What the exercise asks
Output an exact reproduction of the data.

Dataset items

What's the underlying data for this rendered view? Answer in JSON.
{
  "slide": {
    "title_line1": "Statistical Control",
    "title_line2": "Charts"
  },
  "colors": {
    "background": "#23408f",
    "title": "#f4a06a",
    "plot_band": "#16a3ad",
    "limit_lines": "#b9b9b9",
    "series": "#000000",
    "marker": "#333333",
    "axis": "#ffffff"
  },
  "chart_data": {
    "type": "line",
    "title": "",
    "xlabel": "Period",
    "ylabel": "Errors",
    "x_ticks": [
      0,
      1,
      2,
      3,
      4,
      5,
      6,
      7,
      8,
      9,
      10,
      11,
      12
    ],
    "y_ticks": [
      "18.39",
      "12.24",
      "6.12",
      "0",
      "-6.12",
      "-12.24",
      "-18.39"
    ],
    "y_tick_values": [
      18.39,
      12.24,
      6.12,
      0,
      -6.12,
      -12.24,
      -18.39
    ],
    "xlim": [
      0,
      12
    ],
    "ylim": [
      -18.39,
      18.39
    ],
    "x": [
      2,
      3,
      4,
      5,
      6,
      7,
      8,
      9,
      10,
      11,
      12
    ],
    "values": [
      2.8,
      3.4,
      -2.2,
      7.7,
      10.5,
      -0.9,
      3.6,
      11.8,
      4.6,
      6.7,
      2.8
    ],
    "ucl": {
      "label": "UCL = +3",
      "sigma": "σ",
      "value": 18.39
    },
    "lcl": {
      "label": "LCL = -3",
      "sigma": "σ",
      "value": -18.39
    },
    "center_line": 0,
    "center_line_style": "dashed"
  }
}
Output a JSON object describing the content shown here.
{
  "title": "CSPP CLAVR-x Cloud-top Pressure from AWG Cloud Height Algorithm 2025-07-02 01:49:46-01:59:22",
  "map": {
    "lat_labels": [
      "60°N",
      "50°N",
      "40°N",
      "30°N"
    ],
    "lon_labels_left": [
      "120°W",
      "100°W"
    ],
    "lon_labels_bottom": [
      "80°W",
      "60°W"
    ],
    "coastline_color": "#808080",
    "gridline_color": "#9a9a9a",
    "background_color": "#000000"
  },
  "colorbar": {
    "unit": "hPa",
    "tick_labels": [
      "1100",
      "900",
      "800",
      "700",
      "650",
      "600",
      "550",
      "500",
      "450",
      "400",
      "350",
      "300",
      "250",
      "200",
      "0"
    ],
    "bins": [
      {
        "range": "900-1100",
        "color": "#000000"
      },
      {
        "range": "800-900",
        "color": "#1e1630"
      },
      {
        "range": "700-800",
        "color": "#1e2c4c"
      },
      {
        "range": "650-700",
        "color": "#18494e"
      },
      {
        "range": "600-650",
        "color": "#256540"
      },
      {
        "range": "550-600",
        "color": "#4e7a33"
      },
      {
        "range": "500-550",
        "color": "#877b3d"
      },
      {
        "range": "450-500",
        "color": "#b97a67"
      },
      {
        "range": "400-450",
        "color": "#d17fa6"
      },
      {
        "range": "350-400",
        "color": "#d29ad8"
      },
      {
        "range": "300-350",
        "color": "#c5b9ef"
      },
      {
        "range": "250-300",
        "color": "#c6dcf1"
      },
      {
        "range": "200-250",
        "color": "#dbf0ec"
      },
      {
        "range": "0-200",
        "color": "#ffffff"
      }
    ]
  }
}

Solution to this exercise
What's the underlying data for this rendered view? Answer in JSON.
{
  "slide": {
    "title_line1": "Statistical Control",
    "title_line2": "Charts"
  },
  "colors": {
    "background": "#23408f",
    "title": "#f4a06a",
    "plot_band": "#16a3ad",
    "limit_lines": "#b9b9b9",
    "series": "#000000",
    "marker": "#333333",
    "axis": "#ffffff"
  },
  "chart_data": {
    "type": "line",
    "title": "",
    "xlabel": "Period",
    "ylabel": "Errors",
    "x_ticks": [
      0,
      1,
      2,
      3,
      4,
      5,
      6,
      7,
      8,
      9,
      10,
      11,
      12
    ],
    "y_ticks": [
      "18.39",
      "12.24",
      "6.12",
      "0",
      "-6.12",
      "-12.24",
      "-18.39"
    ],
    "y_tick_values": [
      18.39,
      12.24,
      6.12,
      0,
      -6.12,
      -12.24,
      -18.39
    ],
    "xlim": [
      0,
      12
    ],
    "ylim": [
      -18.39,
      18.39
    ],
    "x": [
      2,
      3,
      4,
      5,
      6,
      7,
      8,
      9,
      10,
      11,
      12
    ],
    "values": [
      2.8,
      3.4,
      -2.2,
      7.7,
      10.5,
      -0.9,
      3.6,
      11.8,
      4.6,
      6.7,
      2.8
    ],
    "ucl": {
      "label": "UCL = +3",
      "sigma": "σ",
      "value": 18.39
    },
    "lcl": {
      "label": "LCL = -3",
      "sigma": "σ",
      "value": -18.39
    },
    "center_line": 0,
    "center_line_style": "dashed"
  }
}
Output a JSON object describing the content shown here.
{
  "title": "CSPP CLAVR-x Cloud-top Pressure from AWG Cloud Height Algorithm 2025-07-02 01:49:46-01:59:22",
  "map": {
    "lat_labels": [
      "60°N",
      "50°N",
      "40°N",
      "30°N"
    ],
    "lon_labels_left": [
      "120°W",
      "100°W"
    ],
    "lon_labels_bottom": [
      "80°W",
      "60°W"
    ],
    "coastline_color": "#808080",
    "gridline_color": "#9a9a9a",
    "background_color": "#000000"
  },
  "colorbar": {
    "unit": "hPa",
    "tick_labels": [
      "1100",
      "900",
      "800",
      "700",
      "650",
      "600",
      "550",
      "500",
      "450",
      "400",
      "350",
      "300",
      "250",
      "200",
      "0"
    ],
    "bins": [
      {
        "range": "900-1100",
        "color": "#000000"
      },
      {
        "range": "800-900",
        "color": "#1e1630"
      },
      {
        "range": "700-800",
        "color": "#1e2c4c"
      },
      {
        "range": "650-700",
        "color": "#18494e"
      },
      {
        "range": "600-650",
        "color": "#256540"
      },
      {
        "range": "550-600",
        "color": "#4e7a33"
      },
      {
        "range": "500-550",
        "color": "#877b3d"
      },
      {
        "range": "450-500",
        "color": "#b97a67"
      },
      {
        "range": "400-450",
        "color": "#d17fa6"
      },
      {
        "range": "350-400",
        "color": "#d29ad8"
      },
      {
        "range": "300-350",
        "color": "#c5b9ef"
      },
      {
        "range": "250-300",
        "color": "#c6dcf1"
      },
      {
        "range": "200-250",
        "color": "#dbf0ec"
      },
      {
        "range": "0-200",
        "color": "#ffffff"
      }
    ]
  }
}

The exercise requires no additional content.